TASK GOAL
Exactly as given, repeat all of the entries.

····················

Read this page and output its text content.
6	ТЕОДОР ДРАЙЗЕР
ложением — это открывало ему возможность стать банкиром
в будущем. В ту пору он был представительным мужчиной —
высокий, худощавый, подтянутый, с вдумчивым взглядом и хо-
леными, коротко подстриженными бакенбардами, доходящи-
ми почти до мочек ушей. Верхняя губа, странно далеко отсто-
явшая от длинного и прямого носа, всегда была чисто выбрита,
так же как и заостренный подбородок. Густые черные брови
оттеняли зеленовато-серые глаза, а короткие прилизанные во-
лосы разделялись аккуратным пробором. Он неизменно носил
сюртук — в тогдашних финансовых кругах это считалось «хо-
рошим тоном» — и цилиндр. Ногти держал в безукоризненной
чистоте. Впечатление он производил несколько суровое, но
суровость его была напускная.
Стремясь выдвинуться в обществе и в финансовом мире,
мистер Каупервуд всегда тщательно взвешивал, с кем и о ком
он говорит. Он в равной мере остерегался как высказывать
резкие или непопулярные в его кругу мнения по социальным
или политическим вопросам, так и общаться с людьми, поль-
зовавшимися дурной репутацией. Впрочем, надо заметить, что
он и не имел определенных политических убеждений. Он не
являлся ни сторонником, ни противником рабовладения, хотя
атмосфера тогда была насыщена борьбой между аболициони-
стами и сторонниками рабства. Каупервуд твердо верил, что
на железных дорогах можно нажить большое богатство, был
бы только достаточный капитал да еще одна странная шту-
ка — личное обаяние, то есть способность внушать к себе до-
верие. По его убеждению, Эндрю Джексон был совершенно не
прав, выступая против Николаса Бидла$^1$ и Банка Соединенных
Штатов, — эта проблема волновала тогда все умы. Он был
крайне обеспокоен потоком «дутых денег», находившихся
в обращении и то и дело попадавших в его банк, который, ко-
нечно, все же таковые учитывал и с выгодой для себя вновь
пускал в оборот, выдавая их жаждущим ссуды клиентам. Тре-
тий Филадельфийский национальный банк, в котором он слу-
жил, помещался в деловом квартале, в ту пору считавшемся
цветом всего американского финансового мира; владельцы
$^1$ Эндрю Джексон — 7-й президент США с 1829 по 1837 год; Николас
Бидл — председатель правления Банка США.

····················

IN RESPONSE
Read this page and output its text content.
6	ТЕОДОР ДРАЙЗЕР
ложением — это открывало ему возможность стать банкиром
в будущем. В ту пору он был представительным мужчиной —
высокий, худощавый, подтянутый, с вдумчивым взглядом и хо-
леными, коротко подстриженными бакенбардами, доходящи-
ми почти до мочек ушей. Верхняя губа, странно далеко отсто-
явшая от длинного и прямого носа, всегда была чисто выбрита,
так же как и заостренный подбородок. Густые черные брови
оттеняли зеленовато-серые глаза, а короткие прилизанные во-
лосы разделялись аккуратным пробором. Он неизменно носил
сюртук — в тогдашних финансовых кругах это считалось «хо-
рошим тоном» — и цилиндр. Ногти держал в безукоризненной
чистоте. Впечатление он производил несколько суровое, но
суровость его была напускная.
Стремясь выдвинуться в обществе и в финансовом мире,
мистер Каупервуд всегда тщательно взвешивал, с кем и о ком
он говорит. Он в равной мере остерегался как высказывать
резкие или непопулярные в его кругу мнения по социальным
или политическим вопросам, так и общаться с людьми, поль-
зовавшимися дурной репутацией. Впрочем, надо заметить, что
он и не имел определенных политических убеждений. Он не
являлся ни сторонником, ни противником рабовладения, хотя
атмосфера тогда была насыщена борьбой между аболициони-
стами и сторонниками рабства. Каупервуд твердо верил, что
на железных дорогах можно нажить большое богатство, был
бы только достаточный капитал да еще одна странная шту-
ка — личное обаяние, то есть способность внушать к себе до-
верие. По его убеждению, Эндрю Джексон был совершенно не
прав, выступая против Николаса Бидла$^1$ и Банка Соединенных
Штатов, — эта проблема волновала тогда все умы. Он был
крайне обеспокоен потоком «дутых денег», находившихся
в обращении и то и дело попадавших в его банк, который, ко-
нечно, все же таковые учитывал и с выгодой для себя вновь
пускал в оборот, выдавая их жаждущим ссуды клиентам. Тре-
тий Филадельфийский национальный банк, в котором он слу-
жил, помещался в деловом квартале, в ту пору считавшемся
цветом всего американского финансового мира; владельцы
$^1$ Эндрю Джексон — 7-й президент США с 1829 по 1837 год; Николас
Бидл — председатель правления Банка США.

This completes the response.